- _DIRECTIVE_
Transcribe all of the data exactly. Omit the pictures.

- _RAW DATA_
━━━━━━━━
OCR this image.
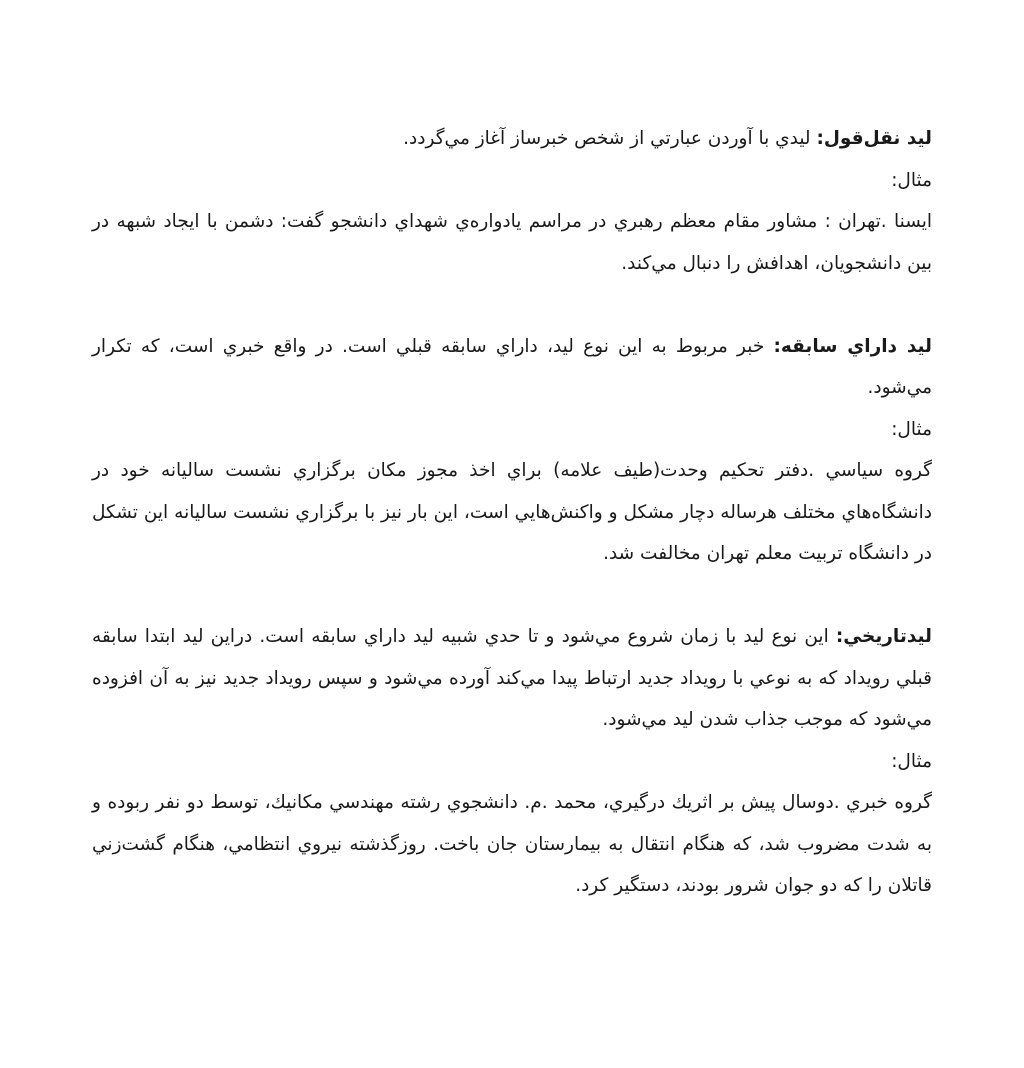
ليد نقل‌قول: ليدي با آوردن عبارتي از شخص خبرساز آغاز مي‌گردد.

مثال:

ايسنا .تهران : مشاور مقام معظم رهبري در مراسم يادواره‌ي شهداي دانشجو گفت: دشمن با ايجاد شبهه در بين دانشجويان، اهدافش را دنبال مي‌كند.

ليد داراي سابقه: خبر مربوط به اين نوع ليد، داراي سابقه قبلي است. در واقع خبري است، كه تكرار مي‌شود.

مثال:

گروه سياسي .دفتر تحكيم وحدت(طيف علامه) براي اخذ مجوز مكان برگزاري نشست ساليانه خود در دانشگاه‌هاي مختلف هرساله دچار مشكل و واكنش‌هايي است، اين بار نيز با برگزاري نشست ساليانه اين تشكل در دانشگاه تربيت معلم تهران مخالفت شد.

ليدتاريخي: اين نوع ليد با زمان شروع مي‌شود و تا حدي شبيه ليد داراي سابقه است. دراين ليد ابتدا سابقه قبلي رويداد كه به نوعي با رويداد جديد ارتباط پيدا مي‌كند آورده مي‌شود و سپس رويداد جديد نيز به آن افزوده مي‌شود كه موجب جذاب شدن ليد مي‌شود.

مثال:

گروه خبري .دوسال پيش بر اثريك درگيري، محمد .م. دانشجوي رشته مهندسي مكانيك، توسط دو نفر ربوده و به شدت مضروب شد، كه هنگام انتقال به بيمارستان جان باخت. روزگذشته نيروي انتظامي، هنگام گشت‌زني قاتلان را كه دو جوان شرور بودند، دستگير كرد.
━━━━━━━━
- _COMPLETE ANSWER_
OCR this image.
ليد نقل‌قول: ليدي با آوردن عبارتي از شخص خبرساز آغاز مي‌گردد.

مثال:

ايسنا .تهران : مشاور مقام معظم رهبري در مراسم يادواره‌ي شهداي دانشجو گفت: دشمن با ايجاد شبهه در بين دانشجويان، اهدافش را دنبال مي‌كند.

ليد داراي سابقه: خبر مربوط به اين نوع ليد، داراي سابقه قبلي است. در واقع خبري است، كه تكرار مي‌شود.

مثال:

گروه سياسي .دفتر تحكيم وحدت(طيف علامه) براي اخذ مجوز مكان برگزاري نشست ساليانه خود در دانشگاه‌هاي مختلف هرساله دچار مشكل و واكنش‌هايي است، اين بار نيز با برگزاري نشست ساليانه اين تشكل در دانشگاه تربيت معلم تهران مخالفت شد.

ليدتاريخي: اين نوع ليد با زمان شروع مي‌شود و تا حدي شبيه ليد داراي سابقه است. دراين ليد ابتدا سابقه قبلي رويداد كه به نوعي با رويداد جديد ارتباط پيدا مي‌كند آورده مي‌شود و سپس رويداد جديد نيز به آن افزوده مي‌شود كه موجب جذاب شدن ليد مي‌شود.

مثال:

گروه خبري .دوسال پيش بر اثريك درگيري، محمد .م. دانشجوي رشته مهندسي مكانيك، توسط دو نفر ربوده و به شدت مضروب شد، كه هنگام انتقال به بيمارستان جان باخت. روزگذشته نيروي انتظامي، هنگام گشت‌زني قاتلان را كه دو جوان شرور بودند، دستگير كرد.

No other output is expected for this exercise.